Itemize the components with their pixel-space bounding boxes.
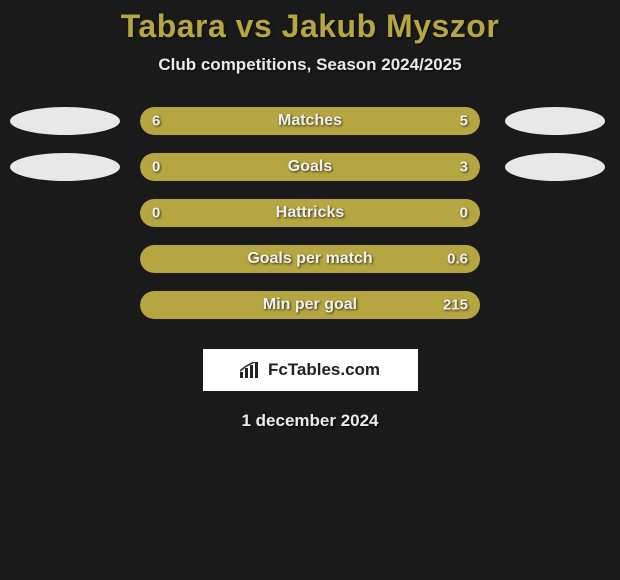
stat-fill-right xyxy=(201,153,480,181)
stat-bar-min-per-goal: Min per goal 215 xyxy=(140,291,480,319)
bar-chart-icon xyxy=(240,362,262,378)
stat-bar-goals: 0 Goals 3 xyxy=(140,153,480,181)
date-text: 1 december 2024 xyxy=(0,411,620,431)
stat-bar-goals-per-match: Goals per match 0.6 xyxy=(140,245,480,273)
brand-box[interactable]: FcTables.com xyxy=(203,349,418,391)
page-subtitle: Club competitions, Season 2024/2025 xyxy=(0,55,620,75)
stat-value-right: 0.6 xyxy=(447,251,468,268)
stat-fill-right xyxy=(327,107,480,135)
player-right-club-badge xyxy=(505,153,605,181)
stat-label: Min per goal xyxy=(263,296,357,314)
stat-value-left: 6 xyxy=(152,113,160,130)
stat-bar-matches: 6 Matches 5 xyxy=(140,107,480,135)
stats-bars: 6 Matches 5 0 Goals 3 0 Hattricks 0 Goal… xyxy=(140,107,480,319)
stat-label: Matches xyxy=(278,112,342,130)
page-title: Tabara vs Jakub Myszor xyxy=(0,0,620,45)
player-left-column xyxy=(10,107,120,199)
stat-value-right: 215 xyxy=(443,297,468,314)
stat-label: Goals xyxy=(288,158,332,176)
brand-text: FcTables.com xyxy=(268,360,380,380)
stat-fill-left xyxy=(140,153,201,181)
player-left-club-badge xyxy=(10,153,120,181)
player-left-badge xyxy=(10,107,120,135)
stat-label: Goals per match xyxy=(247,250,372,268)
stat-bar-hattricks: 0 Hattricks 0 xyxy=(140,199,480,227)
comparison-row: 6 Matches 5 0 Goals 3 0 Hattricks 0 Goal… xyxy=(0,107,620,319)
stat-value-left: 0 xyxy=(152,205,160,222)
player-right-badge xyxy=(505,107,605,135)
stat-label: Hattricks xyxy=(276,204,344,222)
stat-value-right: 0 xyxy=(460,205,468,222)
stat-value-right: 5 xyxy=(460,113,468,130)
player-right-column xyxy=(500,107,610,199)
stat-value-left: 0 xyxy=(152,159,160,176)
stat-value-right: 3 xyxy=(460,159,468,176)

· · · · · · ·

- _Aim of the exercise_: Reproduce the lines of the records above word for word, leaving out the pictures.

- _Result_:
Itemize the components with their pixel-space bounding boxes.
stat-fill-right xyxy=(201,153,480,181)
stat-bar-min-per-goal: Min per goal 215 xyxy=(140,291,480,319)
bar-chart-icon xyxy=(240,362,262,378)
stat-bar-goals: 0 Goals 3 xyxy=(140,153,480,181)
date-text: 1 december 2024 xyxy=(0,411,620,431)
stat-bar-goals-per-match: Goals per match 0.6 xyxy=(140,245,480,273)
brand-box[interactable]: FcTables.com xyxy=(203,349,418,391)
page-subtitle: Club competitions, Season 2024/2025 xyxy=(0,55,620,75)
stat-value-right: 0.6 xyxy=(447,251,468,268)
stat-fill-right xyxy=(327,107,480,135)
player-right-club-badge xyxy=(505,153,605,181)
stat-label: Min per goal xyxy=(263,296,357,314)
stat-value-left: 6 xyxy=(152,113,160,130)
stat-bar-matches: 6 Matches 5 xyxy=(140,107,480,135)
stats-bars: 6 Matches 5 0 Goals 3 0 Hattricks 0 Goal… xyxy=(140,107,480,319)
stat-label: Matches xyxy=(278,112,342,130)
page-title: Tabara vs Jakub Myszor xyxy=(0,0,620,45)
player-left-column xyxy=(10,107,120,199)
stat-value-right: 215 xyxy=(443,297,468,314)
stat-label: Goals xyxy=(288,158,332,176)
brand-text: FcTables.com xyxy=(268,360,380,380)
stat-fill-left xyxy=(140,153,201,181)
player-left-club-badge xyxy=(10,153,120,181)
player-left-badge xyxy=(10,107,120,135)
stat-label: Goals per match xyxy=(247,250,372,268)
stat-bar-hattricks: 0 Hattricks 0 xyxy=(140,199,480,227)
comparison-row: 6 Matches 5 0 Goals 3 0 Hattricks 0 Goal… xyxy=(0,107,620,319)
stat-value-left: 0 xyxy=(152,205,160,222)
player-right-badge xyxy=(505,107,605,135)
stat-label: Hattricks xyxy=(276,204,344,222)
stat-value-right: 0 xyxy=(460,205,468,222)
stat-value-right: 5 xyxy=(460,113,468,130)
player-right-column xyxy=(500,107,610,199)
stat-value-left: 0 xyxy=(152,159,160,176)
stat-value-right: 3 xyxy=(460,159,468,176)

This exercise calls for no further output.